**Brief 1:**
Write out the email thread on unclean shutdowns word for word, from "On Wed, Jul" to "to save state?".
**Brief 2:**
Pick up the email thread on unclean shutdowns and carry it on from the point where it stops.

**Extract provided:**
^^^^^^^^

On Wed, Jul 2, 2008 at 8:30 PM, Marvin Renich <[EMAIL PROTECTED]> wrote:
> * Bernd Eckenfels <[EMAIL PROTECTED]> [080701 20:45]:
>> In article <[EMAIL PROTECTED]> you wrote:
>> >> I mean the pending-write case is the most obvious. But what about resolver
>> >> caches, VPNs and the like?
>> >
>> > What kind of data loss do you expect to arise from shutting down a VPN
>> > client without giving it time to save state?
>>
>> I dont expect any data loss - hopefully protocols are not that
>> optimistic/broken. But with unclean shutdown you can affect external parties
>> with unexected errors. Like resolver problems, user not found and similiar
>> problems.

^^^^^^^^

**Provided material:**
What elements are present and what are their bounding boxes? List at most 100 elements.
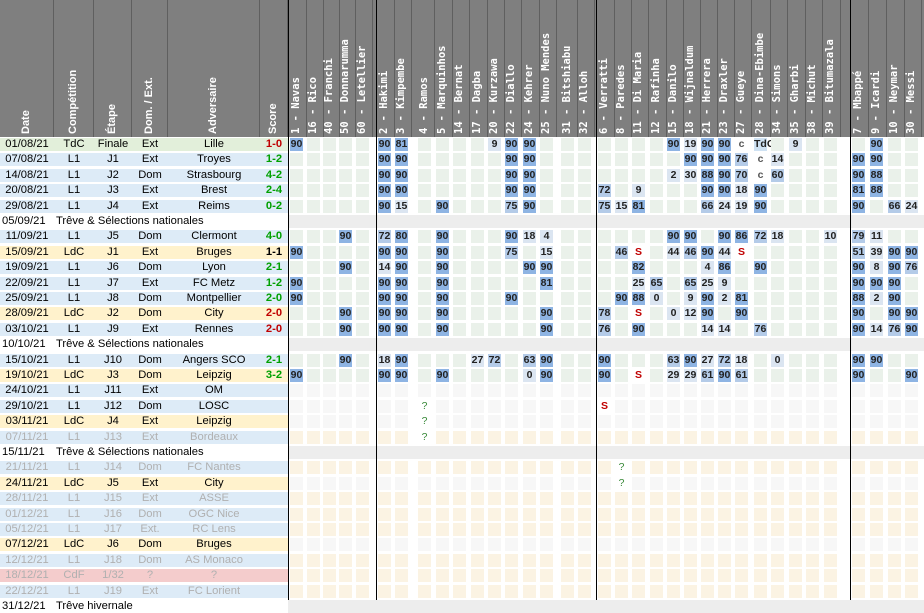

^^^^^^^^

**Written reply 1:**
On Wed, Jul 2, 2008 at 8:30 PM, Marvin Renich <[EMAIL PROTECTED]> wrote:
> * Bernd Eckenfels <[EMAIL PROTECTED]> [080701 20:45]:
>> In article <[EMAIL PROTECTED]> you wrote:
>> >> I mean the pending-write case is the most obvious. But what about resolver
>> >> caches, VPNs and the like?
>> >
>> > What kind of data loss do you expect to arise from shutting down a VPN
>> > client without giving it time to save state?

**Written reply 2:**
>>
>
> Either I don't understand the usage scenario you are talking about, or I
> misunderstand what is being proposed in this thread, or you
> misunderstand what is being proposed in this thread.  Here is a more
> concrete example of a situation based on what I think is being proposed:
>
> The Debian maintainer for a specific VPN decides it does not need
> special shutdown handling, so he marks it to not require calling
> "/etc/init.d/SuperVPN stop" when doing a shutdown or reboot.  This is
> what I understand this thread is about.  This will result in SuperVPN
> not being stopped until the final "kill all remaining processes" step of
> the halt or reboot (i.e. don't waste time shutting this daemon down
> cleanly, let it die abruptly just before halting).
>
> Now, some other unrelated app, possibly a Debian-provided package and
> possibly one installed manually by the sysadmin, uses this VPN and needs
> it to be running during the app's normal shutdown (done using the
> traditional /etc/init.d/* script) to avoid data loss.  The sysadmin or
> Debian maintainer will know that a clean shutdown is required, so will
> not mark this init script as "skippable" during the normal shutdown
> sequence.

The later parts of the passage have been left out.